Search the material below for the string "三点式安全带" and extract each line that has it.

Items listed in a dataset
►

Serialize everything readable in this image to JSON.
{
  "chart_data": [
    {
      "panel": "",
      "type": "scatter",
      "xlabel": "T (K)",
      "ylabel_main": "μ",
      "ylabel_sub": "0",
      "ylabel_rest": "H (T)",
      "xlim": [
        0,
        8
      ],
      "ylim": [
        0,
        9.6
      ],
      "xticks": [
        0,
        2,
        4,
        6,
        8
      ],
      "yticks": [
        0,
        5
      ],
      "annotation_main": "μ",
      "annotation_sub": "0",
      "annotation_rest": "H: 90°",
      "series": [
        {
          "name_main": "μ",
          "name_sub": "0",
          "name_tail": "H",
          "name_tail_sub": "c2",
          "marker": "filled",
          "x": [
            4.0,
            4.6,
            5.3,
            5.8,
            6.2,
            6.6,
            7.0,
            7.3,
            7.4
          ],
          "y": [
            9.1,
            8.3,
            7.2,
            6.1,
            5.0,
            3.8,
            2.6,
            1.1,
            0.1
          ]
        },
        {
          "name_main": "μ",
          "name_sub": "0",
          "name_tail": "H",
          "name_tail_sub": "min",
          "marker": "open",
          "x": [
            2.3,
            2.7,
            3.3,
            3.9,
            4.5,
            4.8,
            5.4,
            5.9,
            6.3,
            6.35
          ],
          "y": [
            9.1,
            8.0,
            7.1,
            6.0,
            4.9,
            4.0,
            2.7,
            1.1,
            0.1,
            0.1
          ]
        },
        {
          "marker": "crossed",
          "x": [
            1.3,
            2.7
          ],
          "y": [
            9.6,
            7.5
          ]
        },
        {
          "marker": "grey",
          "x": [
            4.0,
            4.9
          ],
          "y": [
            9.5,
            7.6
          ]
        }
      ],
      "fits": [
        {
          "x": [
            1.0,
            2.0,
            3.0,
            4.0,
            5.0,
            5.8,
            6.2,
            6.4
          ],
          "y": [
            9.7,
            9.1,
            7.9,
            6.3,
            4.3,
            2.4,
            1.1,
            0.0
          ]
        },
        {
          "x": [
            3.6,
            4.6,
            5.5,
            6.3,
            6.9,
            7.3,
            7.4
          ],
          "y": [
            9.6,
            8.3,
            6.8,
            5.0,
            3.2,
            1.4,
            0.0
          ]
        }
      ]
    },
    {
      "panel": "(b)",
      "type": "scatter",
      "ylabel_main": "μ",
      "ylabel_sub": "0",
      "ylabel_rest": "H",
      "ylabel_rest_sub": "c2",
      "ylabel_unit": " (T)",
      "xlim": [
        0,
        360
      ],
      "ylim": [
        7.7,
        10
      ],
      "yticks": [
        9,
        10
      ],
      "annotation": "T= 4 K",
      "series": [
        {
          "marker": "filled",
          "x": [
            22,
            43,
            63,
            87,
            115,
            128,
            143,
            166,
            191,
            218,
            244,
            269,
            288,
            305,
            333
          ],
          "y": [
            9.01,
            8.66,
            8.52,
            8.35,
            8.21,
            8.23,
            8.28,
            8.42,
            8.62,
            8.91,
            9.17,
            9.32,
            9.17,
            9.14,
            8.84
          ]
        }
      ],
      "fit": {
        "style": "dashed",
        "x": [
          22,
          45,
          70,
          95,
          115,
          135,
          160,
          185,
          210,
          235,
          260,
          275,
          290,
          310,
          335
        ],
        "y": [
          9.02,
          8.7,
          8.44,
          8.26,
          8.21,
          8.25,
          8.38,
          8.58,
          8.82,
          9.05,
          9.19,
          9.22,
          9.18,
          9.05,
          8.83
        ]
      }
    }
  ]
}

◄
►

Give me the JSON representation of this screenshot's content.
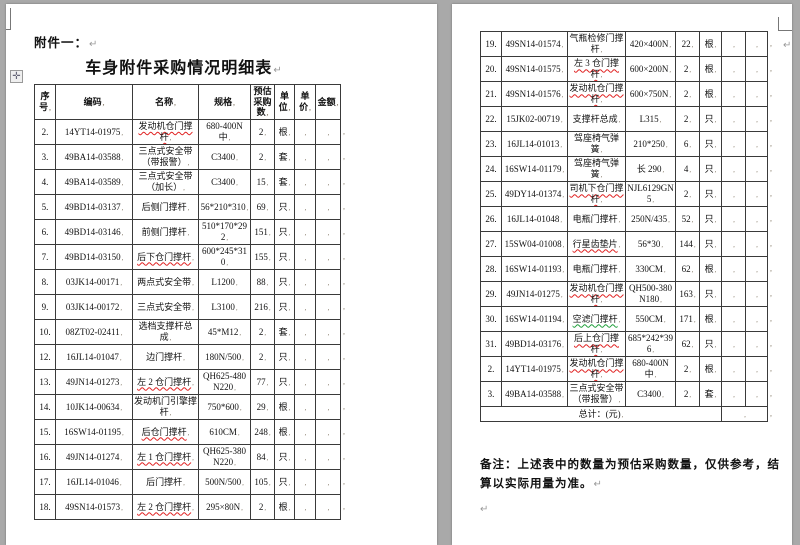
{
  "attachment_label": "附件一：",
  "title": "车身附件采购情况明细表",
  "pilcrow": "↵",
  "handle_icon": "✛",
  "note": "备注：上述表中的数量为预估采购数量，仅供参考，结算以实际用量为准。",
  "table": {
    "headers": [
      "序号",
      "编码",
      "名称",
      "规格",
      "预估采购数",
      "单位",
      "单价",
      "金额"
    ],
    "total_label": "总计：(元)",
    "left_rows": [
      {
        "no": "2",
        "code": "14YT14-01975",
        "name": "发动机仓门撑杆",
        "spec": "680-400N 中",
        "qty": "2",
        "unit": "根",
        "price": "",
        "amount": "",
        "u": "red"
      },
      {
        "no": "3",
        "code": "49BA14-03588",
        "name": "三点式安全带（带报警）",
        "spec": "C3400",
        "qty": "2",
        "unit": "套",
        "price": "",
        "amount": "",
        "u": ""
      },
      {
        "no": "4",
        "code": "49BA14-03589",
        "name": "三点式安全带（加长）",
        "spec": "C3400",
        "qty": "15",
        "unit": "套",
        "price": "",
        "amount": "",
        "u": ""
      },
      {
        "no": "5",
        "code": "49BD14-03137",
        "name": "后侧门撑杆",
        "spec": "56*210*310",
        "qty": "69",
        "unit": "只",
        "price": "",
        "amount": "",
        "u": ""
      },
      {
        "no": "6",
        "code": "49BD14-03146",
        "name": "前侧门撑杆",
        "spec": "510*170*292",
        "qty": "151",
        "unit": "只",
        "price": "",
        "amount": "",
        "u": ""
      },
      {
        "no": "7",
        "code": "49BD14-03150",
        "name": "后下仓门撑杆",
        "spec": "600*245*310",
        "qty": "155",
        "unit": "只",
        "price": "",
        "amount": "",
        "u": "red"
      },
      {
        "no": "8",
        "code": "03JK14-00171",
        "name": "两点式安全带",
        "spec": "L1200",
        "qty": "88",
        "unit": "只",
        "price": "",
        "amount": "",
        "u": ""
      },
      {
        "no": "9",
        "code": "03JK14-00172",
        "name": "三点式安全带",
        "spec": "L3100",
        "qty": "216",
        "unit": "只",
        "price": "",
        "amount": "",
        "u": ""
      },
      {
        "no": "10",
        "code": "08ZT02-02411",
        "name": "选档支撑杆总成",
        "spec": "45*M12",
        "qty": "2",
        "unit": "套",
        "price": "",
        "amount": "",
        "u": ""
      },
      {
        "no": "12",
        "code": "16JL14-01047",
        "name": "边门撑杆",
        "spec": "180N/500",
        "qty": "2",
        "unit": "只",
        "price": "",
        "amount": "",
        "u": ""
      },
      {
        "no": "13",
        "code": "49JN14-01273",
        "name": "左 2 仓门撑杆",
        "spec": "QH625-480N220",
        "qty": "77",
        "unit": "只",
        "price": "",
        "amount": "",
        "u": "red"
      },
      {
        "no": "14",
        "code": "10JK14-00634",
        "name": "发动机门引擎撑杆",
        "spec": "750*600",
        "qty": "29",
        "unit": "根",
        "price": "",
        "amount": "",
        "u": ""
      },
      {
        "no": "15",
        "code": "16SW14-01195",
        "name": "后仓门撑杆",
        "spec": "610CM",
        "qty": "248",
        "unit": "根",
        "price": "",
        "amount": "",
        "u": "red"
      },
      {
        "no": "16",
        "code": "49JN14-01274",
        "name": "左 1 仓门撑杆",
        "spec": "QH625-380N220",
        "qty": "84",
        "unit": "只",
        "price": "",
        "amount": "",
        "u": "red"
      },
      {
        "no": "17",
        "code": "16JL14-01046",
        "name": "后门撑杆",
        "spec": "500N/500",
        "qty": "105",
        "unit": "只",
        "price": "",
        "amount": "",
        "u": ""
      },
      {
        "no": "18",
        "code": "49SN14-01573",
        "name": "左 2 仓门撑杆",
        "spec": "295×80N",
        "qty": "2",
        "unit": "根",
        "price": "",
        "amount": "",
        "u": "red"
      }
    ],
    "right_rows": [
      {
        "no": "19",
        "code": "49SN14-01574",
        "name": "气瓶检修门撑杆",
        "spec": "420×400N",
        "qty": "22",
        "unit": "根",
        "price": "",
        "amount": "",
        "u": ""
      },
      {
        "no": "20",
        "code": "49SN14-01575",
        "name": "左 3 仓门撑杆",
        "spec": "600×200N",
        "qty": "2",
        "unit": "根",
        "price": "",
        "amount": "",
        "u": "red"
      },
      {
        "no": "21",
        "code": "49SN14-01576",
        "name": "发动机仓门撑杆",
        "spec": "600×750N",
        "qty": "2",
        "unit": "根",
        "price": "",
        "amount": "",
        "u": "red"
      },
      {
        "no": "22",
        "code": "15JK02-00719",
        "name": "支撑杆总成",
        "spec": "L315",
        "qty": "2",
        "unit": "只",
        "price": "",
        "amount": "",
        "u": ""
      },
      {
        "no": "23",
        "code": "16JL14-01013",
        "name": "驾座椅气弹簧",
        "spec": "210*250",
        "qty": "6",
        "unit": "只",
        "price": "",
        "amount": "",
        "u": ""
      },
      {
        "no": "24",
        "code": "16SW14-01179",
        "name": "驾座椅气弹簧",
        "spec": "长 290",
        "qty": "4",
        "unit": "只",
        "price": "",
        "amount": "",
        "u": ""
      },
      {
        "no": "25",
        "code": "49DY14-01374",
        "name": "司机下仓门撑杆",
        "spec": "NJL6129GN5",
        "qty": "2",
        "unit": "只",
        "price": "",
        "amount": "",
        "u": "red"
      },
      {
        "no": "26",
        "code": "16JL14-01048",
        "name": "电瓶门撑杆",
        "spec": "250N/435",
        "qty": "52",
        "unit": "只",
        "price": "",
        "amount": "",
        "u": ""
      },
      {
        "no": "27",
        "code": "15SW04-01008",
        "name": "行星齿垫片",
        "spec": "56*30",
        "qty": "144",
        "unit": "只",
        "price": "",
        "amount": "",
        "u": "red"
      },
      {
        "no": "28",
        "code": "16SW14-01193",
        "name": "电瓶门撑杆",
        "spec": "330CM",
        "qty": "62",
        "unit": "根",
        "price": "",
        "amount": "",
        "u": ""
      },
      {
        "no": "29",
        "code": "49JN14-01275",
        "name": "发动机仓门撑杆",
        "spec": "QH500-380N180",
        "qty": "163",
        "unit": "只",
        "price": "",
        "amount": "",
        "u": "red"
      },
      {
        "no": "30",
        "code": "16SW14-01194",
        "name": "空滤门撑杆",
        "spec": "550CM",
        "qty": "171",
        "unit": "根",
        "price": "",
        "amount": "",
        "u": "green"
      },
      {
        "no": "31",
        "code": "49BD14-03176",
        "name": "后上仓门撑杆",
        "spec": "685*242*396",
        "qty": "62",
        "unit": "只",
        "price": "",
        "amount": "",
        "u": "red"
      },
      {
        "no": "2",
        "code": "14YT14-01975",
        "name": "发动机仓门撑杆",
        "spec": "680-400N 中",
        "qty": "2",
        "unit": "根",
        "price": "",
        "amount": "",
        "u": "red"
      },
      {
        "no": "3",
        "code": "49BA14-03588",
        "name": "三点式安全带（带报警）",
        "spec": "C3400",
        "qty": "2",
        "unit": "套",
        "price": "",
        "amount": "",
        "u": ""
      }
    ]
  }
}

◄

**Response to the exercise**
        "name": "三点式安全带（带报警）",
        "name": "三点式安全带（加长）",
        "name": "三点式安全带",
        "name": "三点式安全带（带报警）",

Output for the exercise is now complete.